STATED GOAL – For the copy, please give all of the data again exactly and leave the pictures out.

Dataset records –
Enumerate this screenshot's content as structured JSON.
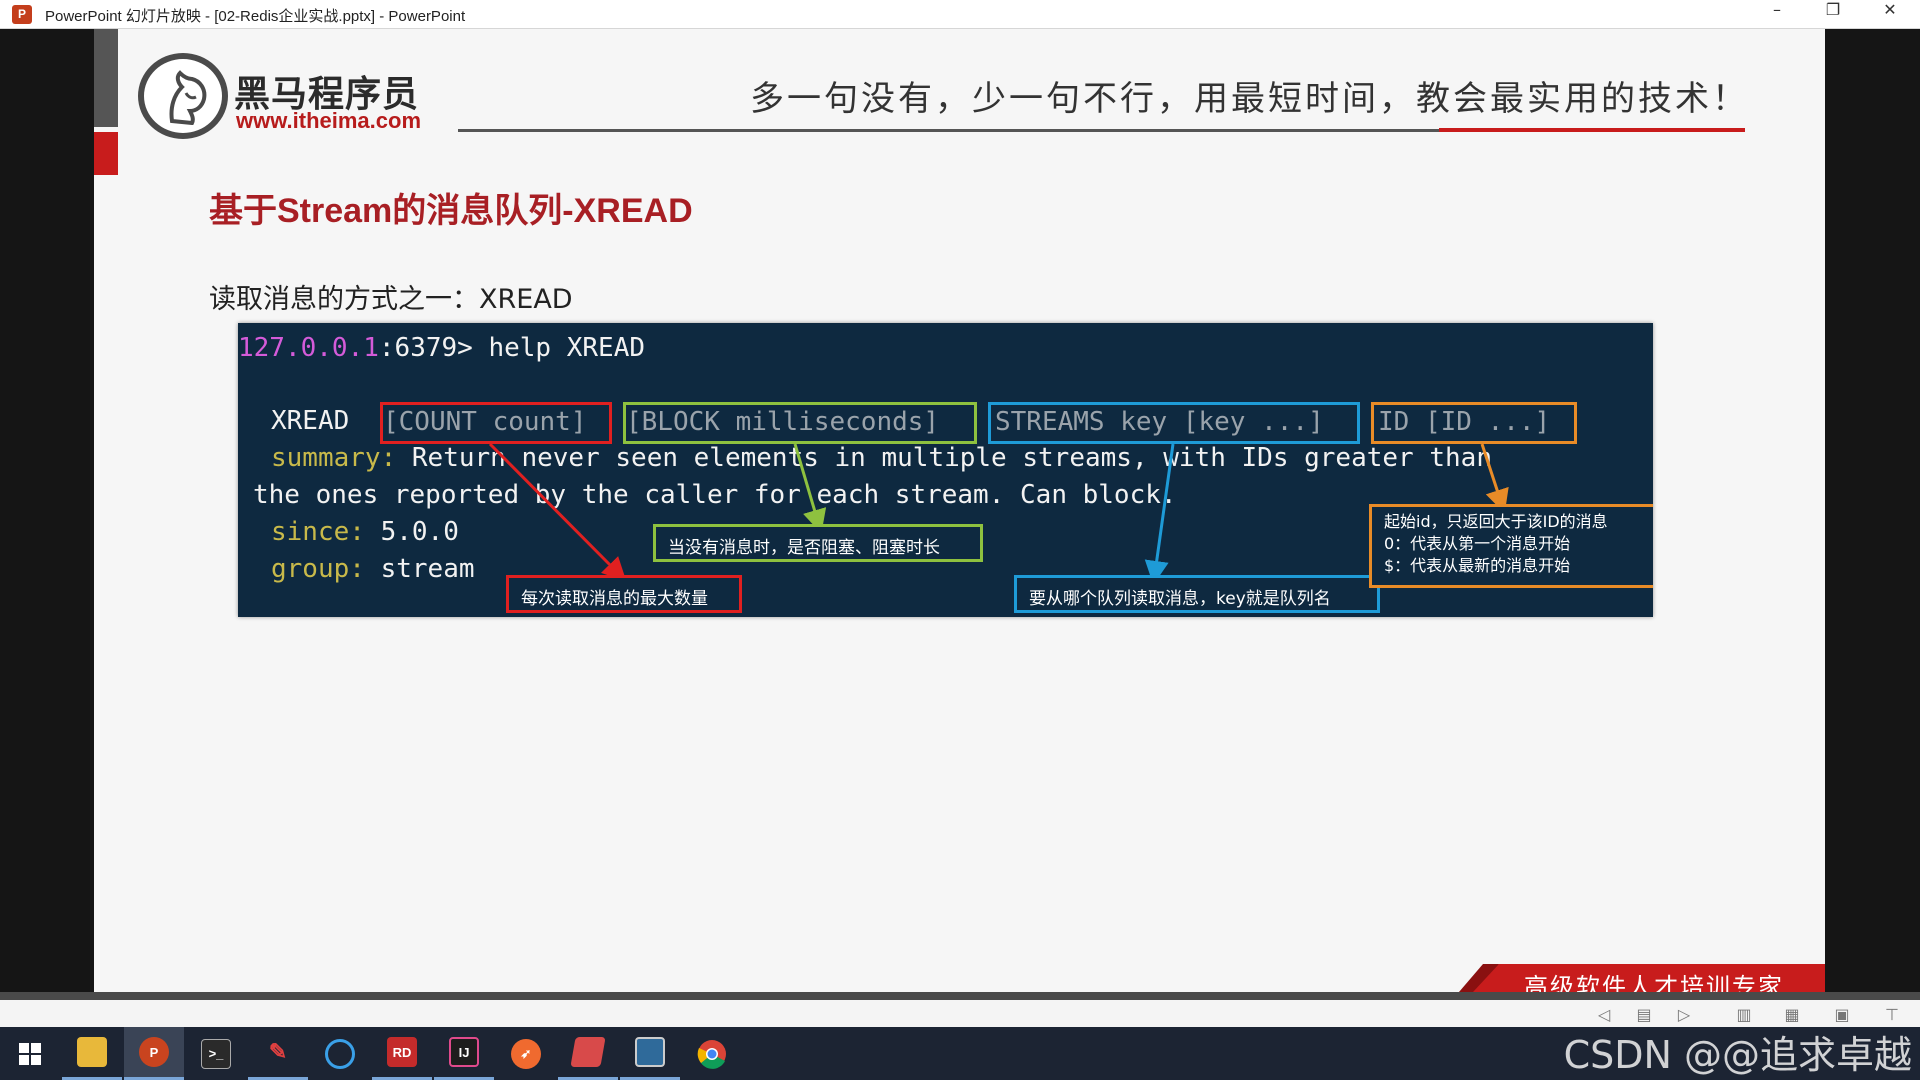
{
  "window": {
    "title": "PowerPoint 幻灯片放映 - [02-Redis企业实战.pptx] - PowerPoint",
    "app_icon": "P",
    "minimize": "–",
    "restore": "❐",
    "close": "✕"
  },
  "slide": {
    "logo_cn": "黑马程序员",
    "logo_url": "www.itheima.com",
    "slogan": "多一句没有，少一句不行，用最短时间，教会最实用的技术！",
    "title": "基于Stream的消息队列-XREAD",
    "subtitle": "读取消息的方式之一：XREAD",
    "terminal": {
      "prompt_ip": "127.0.0.1",
      "prompt_rest": ":6379> help XREAD",
      "cmd": "XREAD",
      "args": [
        "[COUNT count]",
        "[BLOCK milliseconds]",
        "STREAMS key [key ...]",
        "ID [ID ...]"
      ],
      "summary_label": "summary:",
      "summary_text_1": " Return never seen elements in multiple streams, with IDs greater than",
      "summary_text_2": "the ones reported by the caller for each stream. Can block.",
      "since_label": "since:",
      "since_value": " 5.0.0",
      "group_label": "group:",
      "group_value": " stream"
    },
    "notes": {
      "count": "每次读取消息的最大数量",
      "block": "当没有消息时，是否阻塞、阻塞时长",
      "key": "要从哪个队列读取消息，key就是队列名",
      "id_line1": "起始id，只返回大于该ID的消息",
      "id_line2": "0：代表从第一个消息开始",
      "id_line3": "$：代表从最新的消息开始"
    },
    "ribbon": "高级软件人才培训专家"
  },
  "colors": {
    "title_red": "#a81f24",
    "terminal_bg": "#0e2940",
    "count_box": "#e02020",
    "block_box": "#8ec13f",
    "streams_box": "#1e9bd7",
    "id_box": "#e88b27"
  },
  "taskbar": {
    "items": [
      "windows-start-icon",
      "file-explorer-icon",
      "powerpoint-icon",
      "terminal-icon",
      "pen-icon",
      "app-icon",
      "redis-desktop-icon",
      "intellij-icon",
      "postman-icon",
      "app-icon",
      "screenshot-tool-icon",
      "chrome-icon"
    ]
  },
  "watermark": "CSDN @@追求卓越"
}
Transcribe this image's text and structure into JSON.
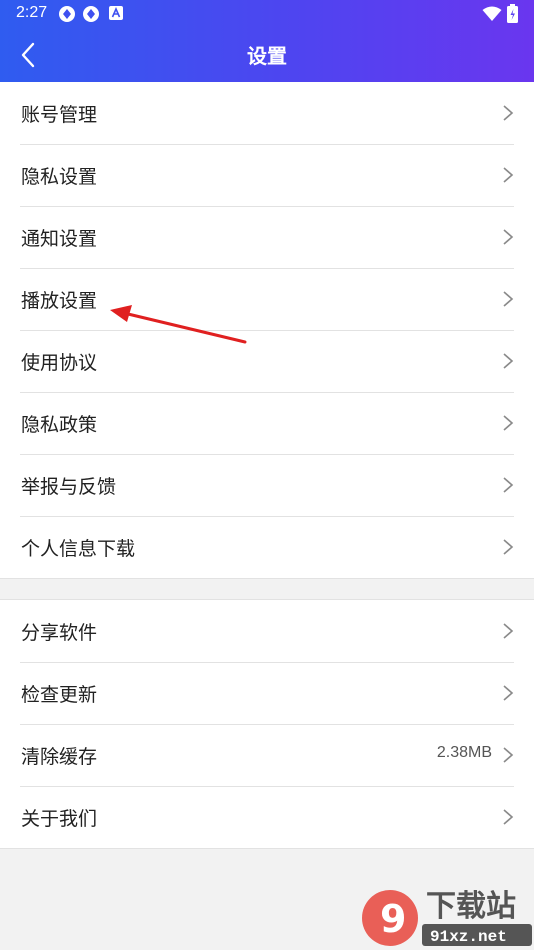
{
  "status_bar": {
    "time": "2:27"
  },
  "header": {
    "title": "设置"
  },
  "groups": [
    {
      "items": [
        {
          "label": "账号管理"
        },
        {
          "label": "隐私设置"
        },
        {
          "label": "通知设置"
        },
        {
          "label": "播放设置"
        },
        {
          "label": "使用协议"
        },
        {
          "label": "隐私政策"
        },
        {
          "label": "举报与反馈"
        },
        {
          "label": "个人信息下载"
        }
      ]
    },
    {
      "items": [
        {
          "label": "分享软件"
        },
        {
          "label": "检查更新"
        },
        {
          "label": "清除缓存",
          "value": "2.38MB"
        },
        {
          "label": "关于我们"
        }
      ]
    }
  ],
  "watermark": {
    "text": "下载站",
    "url": "91xz.net",
    "number": "9"
  },
  "colors": {
    "header_start": "#2f5cf0",
    "header_end": "#6a36ef",
    "annotation_arrow": "#e02020"
  }
}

SOLUTION –
Enumerate this screenshot's content as structured JSON.
{
  "window": {
    "title": "PowerPoint 幻灯片放映 - [02-Redis企业实战.pptx] - PowerPoint",
    "app_icon": "P",
    "minimize": "–",
    "restore": "❐",
    "close": "✕"
  },
  "slide": {
    "logo_cn": "黑马程序员",
    "logo_url": "www.itheima.com",
    "slogan": "多一句没有，少一句不行，用最短时间，教会最实用的技术！",
    "title": "基于Stream的消息队列-XREAD",
    "subtitle": "读取消息的方式之一：XREAD",
    "terminal": {
      "prompt_ip": "127.0.0.1",
      "prompt_rest": ":6379> help XREAD",
      "cmd": "XREAD",
      "args": [
        "[COUNT count]",
        "[BLOCK milliseconds]",
        "STREAMS key [key ...]",
        "ID [ID ...]"
      ],
      "summary_label": "summary:",
      "summary_text_1": " Return never seen elements in multiple streams, with IDs greater than",
      "summary_text_2": "the ones reported by the caller for each stream. Can block.",
      "since_label": "since:",
      "since_value": " 5.0.0",
      "group_label": "group:",
      "group_value": " stream"
    },
    "notes": {
      "count": "每次读取消息的最大数量",
      "block": "当没有消息时，是否阻塞、阻塞时长",
      "key": "要从哪个队列读取消息，key就是队列名",
      "id_line1": "起始id，只返回大于该ID的消息",
      "id_line2": "0：代表从第一个消息开始",
      "id_line3": "$：代表从最新的消息开始"
    },
    "ribbon": "高级软件人才培训专家"
  },
  "colors": {
    "title_red": "#a81f24",
    "terminal_bg": "#0e2940",
    "count_box": "#e02020",
    "block_box": "#8ec13f",
    "streams_box": "#1e9bd7",
    "id_box": "#e88b27"
  },
  "taskbar": {
    "items": [
      "windows-start-icon",
      "file-explorer-icon",
      "powerpoint-icon",
      "terminal-icon",
      "pen-icon",
      "app-icon",
      "redis-desktop-icon",
      "intellij-icon",
      "postman-icon",
      "app-icon",
      "screenshot-tool-icon",
      "chrome-icon"
    ]
  },
  "watermark": "CSDN @@追求卓越"
}
Transcribe this image's text and structure into JSON.
{
  "status_bar": {
    "time": "2:27"
  },
  "header": {
    "title": "设置"
  },
  "groups": [
    {
      "items": [
        {
          "label": "账号管理"
        },
        {
          "label": "隐私设置"
        },
        {
          "label": "通知设置"
        },
        {
          "label": "播放设置"
        },
        {
          "label": "使用协议"
        },
        {
          "label": "隐私政策"
        },
        {
          "label": "举报与反馈"
        },
        {
          "label": "个人信息下载"
        }
      ]
    },
    {
      "items": [
        {
          "label": "分享软件"
        },
        {
          "label": "检查更新"
        },
        {
          "label": "清除缓存",
          "value": "2.38MB"
        },
        {
          "label": "关于我们"
        }
      ]
    }
  ],
  "watermark": {
    "text": "下载站",
    "url": "91xz.net",
    "number": "9"
  },
  "colors": {
    "header_start": "#2f5cf0",
    "header_end": "#6a36ef",
    "annotation_arrow": "#e02020"
  }
}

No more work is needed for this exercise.